- **Instructions to follow**:
Exactly as written, retype the lines that run from the line holding "Read out every word on this page." through the end of the records below. Do not include pictures.

- **Data for this exercise**:
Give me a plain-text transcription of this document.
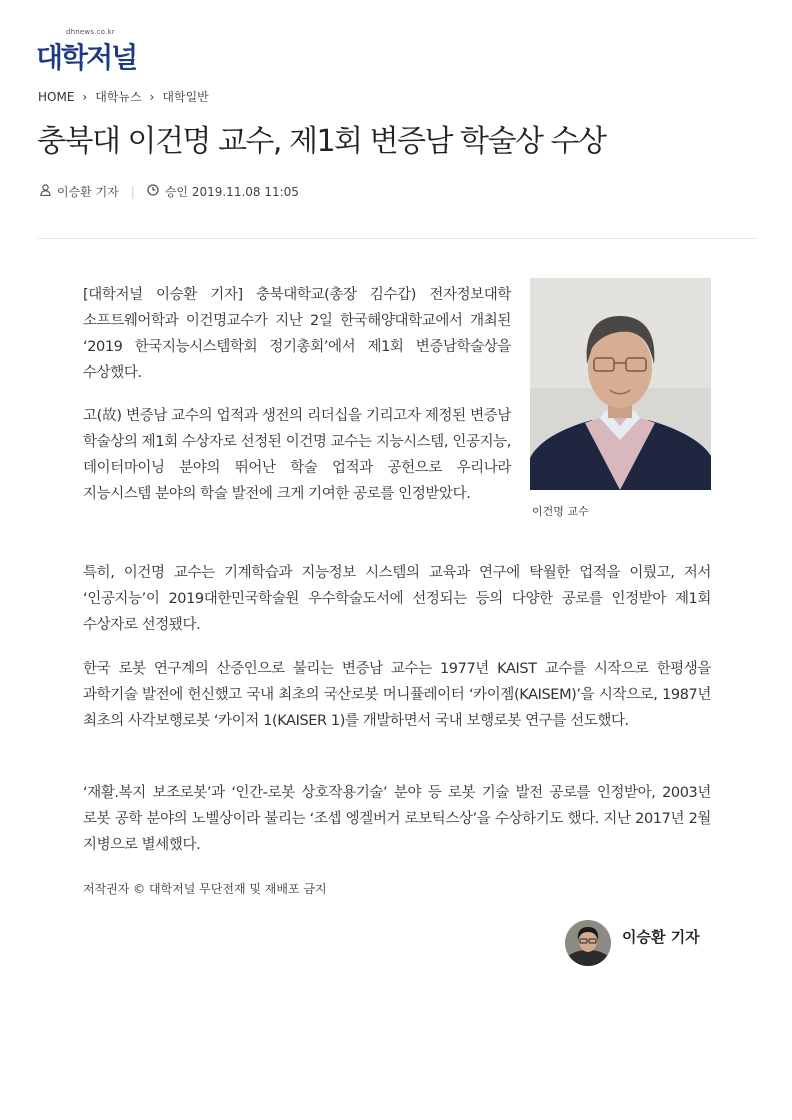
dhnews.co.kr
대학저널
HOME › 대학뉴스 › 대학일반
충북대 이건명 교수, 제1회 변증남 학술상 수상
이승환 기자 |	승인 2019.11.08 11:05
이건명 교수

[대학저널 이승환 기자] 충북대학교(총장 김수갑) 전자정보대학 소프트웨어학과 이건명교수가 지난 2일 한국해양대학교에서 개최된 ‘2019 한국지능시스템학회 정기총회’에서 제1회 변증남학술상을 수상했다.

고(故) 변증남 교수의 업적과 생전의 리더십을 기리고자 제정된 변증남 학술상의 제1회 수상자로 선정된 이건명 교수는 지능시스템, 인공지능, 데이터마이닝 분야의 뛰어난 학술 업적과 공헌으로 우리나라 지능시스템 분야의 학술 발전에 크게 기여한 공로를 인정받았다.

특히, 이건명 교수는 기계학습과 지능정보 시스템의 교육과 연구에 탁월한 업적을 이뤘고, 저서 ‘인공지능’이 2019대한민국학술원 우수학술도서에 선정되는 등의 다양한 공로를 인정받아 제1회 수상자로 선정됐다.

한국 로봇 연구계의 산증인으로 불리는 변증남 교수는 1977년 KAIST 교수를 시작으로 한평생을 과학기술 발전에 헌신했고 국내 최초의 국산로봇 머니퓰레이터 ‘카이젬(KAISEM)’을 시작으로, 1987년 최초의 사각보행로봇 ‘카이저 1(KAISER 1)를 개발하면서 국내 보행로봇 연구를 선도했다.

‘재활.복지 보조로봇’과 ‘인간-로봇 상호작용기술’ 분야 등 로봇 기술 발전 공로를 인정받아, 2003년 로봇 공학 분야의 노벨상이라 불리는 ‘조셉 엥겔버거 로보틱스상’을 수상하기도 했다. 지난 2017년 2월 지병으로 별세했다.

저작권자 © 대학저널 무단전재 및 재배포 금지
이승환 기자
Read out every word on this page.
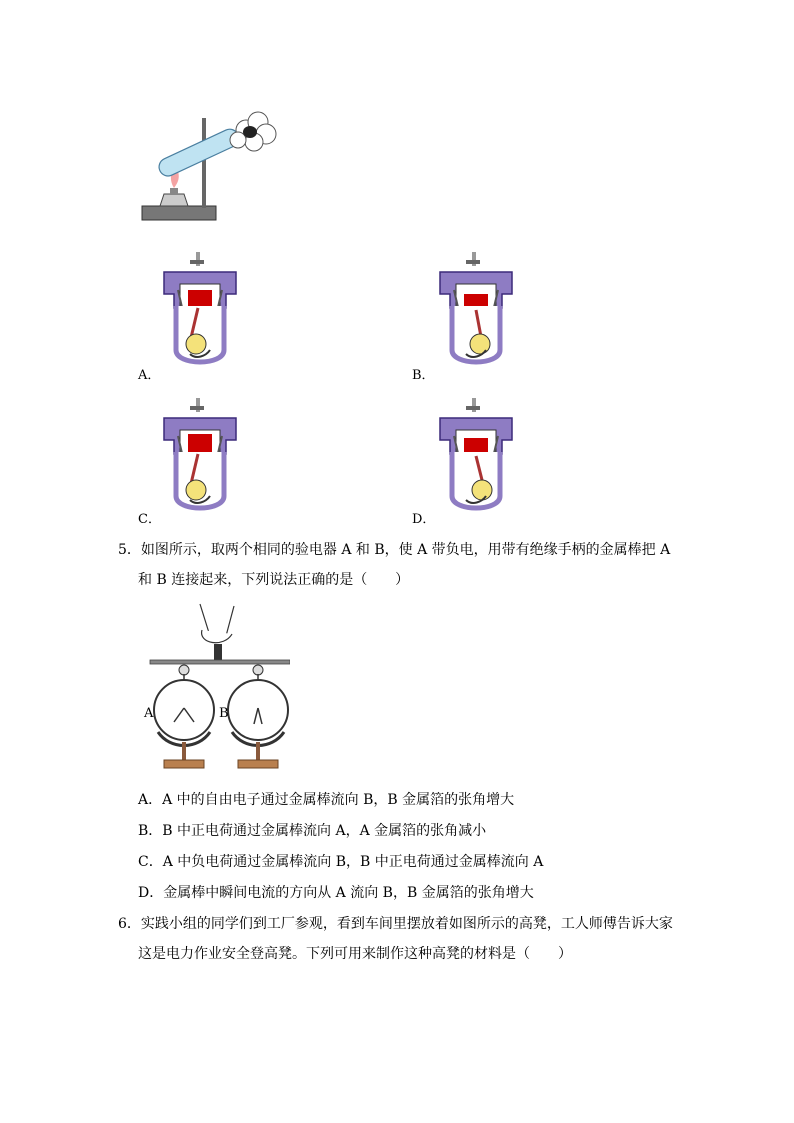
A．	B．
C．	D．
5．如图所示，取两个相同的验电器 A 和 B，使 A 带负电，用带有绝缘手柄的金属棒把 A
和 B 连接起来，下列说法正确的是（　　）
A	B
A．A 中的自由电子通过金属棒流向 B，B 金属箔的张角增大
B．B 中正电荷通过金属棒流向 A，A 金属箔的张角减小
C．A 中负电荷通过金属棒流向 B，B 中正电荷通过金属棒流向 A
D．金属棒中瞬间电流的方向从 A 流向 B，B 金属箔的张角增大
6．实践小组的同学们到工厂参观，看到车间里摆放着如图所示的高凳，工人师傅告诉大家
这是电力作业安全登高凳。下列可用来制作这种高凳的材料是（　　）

- **Response for this exercise**:
Read out every word on this page.
A．	B．
C．	D．
5．如图所示，取两个相同的验电器 A 和 B，使 A 带负电，用带有绝缘手柄的金属棒把 A
和 B 连接起来，下列说法正确的是（　　）
A	B
A．A 中的自由电子通过金属棒流向 B，B 金属箔的张角增大
B．B 中正电荷通过金属棒流向 A，A 金属箔的张角减小
C．A 中负电荷通过金属棒流向 B，B 中正电荷通过金属棒流向 A
D．金属棒中瞬间电流的方向从 A 流向 B，B 金属箔的张角增大
6．实践小组的同学们到工厂参观，看到车间里摆放着如图所示的高凳，工人师傅告诉大家
这是电力作业安全登高凳。下列可用来制作这种高凳的材料是（　　）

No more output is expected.